• [WHAT YOU HAVE TO DO]:
Without the pictures, give the entries below again exactly as written.
================================
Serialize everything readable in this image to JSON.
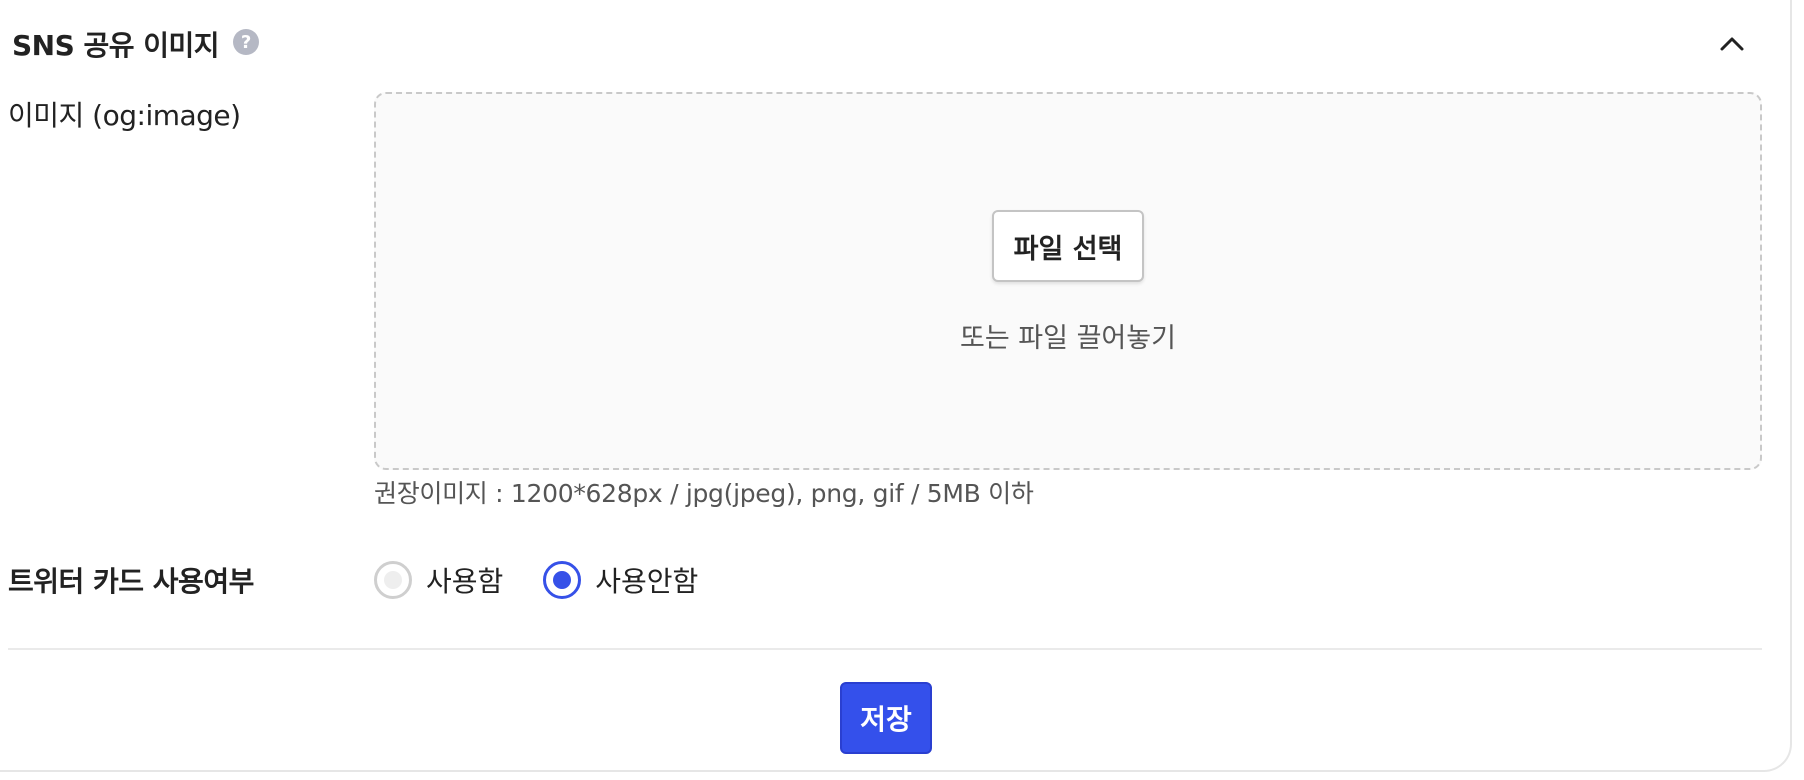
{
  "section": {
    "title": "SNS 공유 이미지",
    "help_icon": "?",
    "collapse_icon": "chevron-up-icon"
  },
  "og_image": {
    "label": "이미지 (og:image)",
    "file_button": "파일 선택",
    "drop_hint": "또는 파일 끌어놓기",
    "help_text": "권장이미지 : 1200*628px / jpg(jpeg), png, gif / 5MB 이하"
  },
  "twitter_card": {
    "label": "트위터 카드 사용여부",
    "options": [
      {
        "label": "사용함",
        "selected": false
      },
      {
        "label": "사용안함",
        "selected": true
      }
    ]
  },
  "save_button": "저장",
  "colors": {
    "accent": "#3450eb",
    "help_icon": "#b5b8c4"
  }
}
================================
• [REPLY TO THE EXERCISE]:
Serialize everything readable in this image to JSON.
{
  "section": {
    "title": "SNS 공유 이미지",
    "help_icon": "?",
    "collapse_icon": "chevron-up-icon"
  },
  "og_image": {
    "label": "이미지 (og:image)",
    "file_button": "파일 선택",
    "drop_hint": "또는 파일 끌어놓기",
    "help_text": "권장이미지 : 1200*628px / jpg(jpeg), png, gif / 5MB 이하"
  },
  "twitter_card": {
    "label": "트위터 카드 사용여부",
    "options": [
      {
        "label": "사용함",
        "selected": false
      },
      {
        "label": "사용안함",
        "selected": true
      }
    ]
  },
  "save_button": "저장",
  "colors": {
    "accent": "#3450eb",
    "help_icon": "#b5b8c4"
  }
}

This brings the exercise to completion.